Denúncias contra a candidatura de Jair Bolsonaro (PL) chegaram ao Tribunal Superior Eleitoral (TSE). Nesta terça-feira, 26, a federação formada por PT, PCdoB e PV entraram com dois pedidos distintos no tribunal. O Partido dos Trabalhadores acusa o presidente de incitar o ódio contra o Supremo Tribunal Federal ao chamar os ministros de “surdos de capa preta” e também de realizar “showmício” no Maracanãzinho, durante a convenção eleitoral do PL. Já a federação denuncia Bolsonaro por usar sua rede social dias antes da convenção para fazer propaganda eleitoral irregular. Os advogados do PT colocaram no documento que “de forma alguma a convenção deve servir de palanque, ou de oportunidade para a realização de campanha eleitoral para qualquer candidato”.

Ainda de acordo com o PT, Bolsonaro também usou acusações falsas contra o ex-presidente Lula (PT), e que as falas do presidente da República “ultrapassam todo e qualquer limite da liberdade de expressão, uma vez que violam a honra, como também a moral” do candidato petista. Durante o evento, Bolsonaro fez uma série de acusações no seguinte trecho de seu discurso: “Esse mesmo cara [Lula] que fala que a guerra na Ucrânia se resolve tomando cerveja, esse mesmo cara que quer legalizar o aborto no Brasil, esse mesmo cara que quer legalizar as drogas no Brasil”. O PT também cita o trecho no qual o presidente convoca seus apoiadores para o ato no dia 7 de setembro.
....
> [Requisitos do exercício]:
**A.** No trecho sobre as denúncias contra Bolsonaro no TSE, de que modo o presidente chamou os ministros do Supremo Tribunal Federal?
**B.** Prossiga o trecho sobre as denúncias contra Bolsonaro no TSE a partir da última frase apresentada.
....
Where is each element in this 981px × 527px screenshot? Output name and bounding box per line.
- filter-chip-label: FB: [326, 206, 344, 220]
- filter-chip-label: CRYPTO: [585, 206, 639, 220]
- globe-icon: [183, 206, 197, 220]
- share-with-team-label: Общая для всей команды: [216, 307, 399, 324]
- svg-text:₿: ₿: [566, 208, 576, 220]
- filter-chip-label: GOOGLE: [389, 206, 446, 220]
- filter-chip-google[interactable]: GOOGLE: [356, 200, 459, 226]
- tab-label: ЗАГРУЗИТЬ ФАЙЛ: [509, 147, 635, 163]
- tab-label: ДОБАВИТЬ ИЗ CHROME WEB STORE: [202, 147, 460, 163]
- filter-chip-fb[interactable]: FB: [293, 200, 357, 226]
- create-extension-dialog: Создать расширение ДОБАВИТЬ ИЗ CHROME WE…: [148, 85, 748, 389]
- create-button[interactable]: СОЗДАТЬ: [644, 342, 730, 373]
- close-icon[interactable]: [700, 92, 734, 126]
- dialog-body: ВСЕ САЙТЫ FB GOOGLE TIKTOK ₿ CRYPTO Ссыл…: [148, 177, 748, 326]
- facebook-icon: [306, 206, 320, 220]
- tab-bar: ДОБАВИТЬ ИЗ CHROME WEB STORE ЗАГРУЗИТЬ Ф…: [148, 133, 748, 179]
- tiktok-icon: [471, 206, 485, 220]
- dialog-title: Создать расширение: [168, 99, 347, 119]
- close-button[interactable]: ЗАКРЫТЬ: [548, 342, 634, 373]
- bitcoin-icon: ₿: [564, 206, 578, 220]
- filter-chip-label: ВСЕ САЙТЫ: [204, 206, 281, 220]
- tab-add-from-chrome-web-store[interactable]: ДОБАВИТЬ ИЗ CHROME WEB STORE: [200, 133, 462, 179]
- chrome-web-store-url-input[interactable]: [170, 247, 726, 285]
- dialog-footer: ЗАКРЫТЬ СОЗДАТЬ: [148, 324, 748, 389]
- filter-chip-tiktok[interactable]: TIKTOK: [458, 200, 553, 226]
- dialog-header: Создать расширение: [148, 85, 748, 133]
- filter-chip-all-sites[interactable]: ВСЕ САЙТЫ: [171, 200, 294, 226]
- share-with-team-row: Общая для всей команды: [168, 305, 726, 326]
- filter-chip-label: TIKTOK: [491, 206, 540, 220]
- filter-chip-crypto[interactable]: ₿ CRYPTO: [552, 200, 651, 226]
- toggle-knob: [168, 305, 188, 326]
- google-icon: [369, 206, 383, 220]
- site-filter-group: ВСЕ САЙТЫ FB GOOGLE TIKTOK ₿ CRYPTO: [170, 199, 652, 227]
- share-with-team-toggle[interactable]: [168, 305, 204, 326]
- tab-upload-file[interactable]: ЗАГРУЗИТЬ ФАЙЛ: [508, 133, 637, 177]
....
> [Respostas]:
**A.** De “surdos de capa preta”.

**B.**
Segundo a denúncia protocolada pela federação partidária formada por PT, PCdoB e PV, Bolsonaro teria dado aval ao Partido Liberal para impulsionar pelo menos 15 vídeos de campanha antes da convenção do último domingo, 24. Em nota, a federação informou que nos dois dias que antecederam a convenção, o partido do presidente iniciou de forma “acintosa uma campanha de impulsionamento de conteúdo digital, sobretudo do jingle de Jair Bolsonaro, vinculando-o ao slogan de ‘capitão do povo’”. No mesmo documento os partidos pedem a aplicação de multa de R$ 1,4 milhão, o equivalente ao dobro do que foi gasto com os vídeos, e que seja investigada a origem dos recursos usados pelo PL e pelo presidente da República. Ao final da denúncia, a federação deixa claro ao TSE que “configura-se portanto, como propaganda irregular, os impulsionamentos praticados pelo PL em benefício do sr. Jair Bolsonaro a tornar imperativa a imediata suspensão da irregularidade, bem como a aplicação de multa prevista em lei”.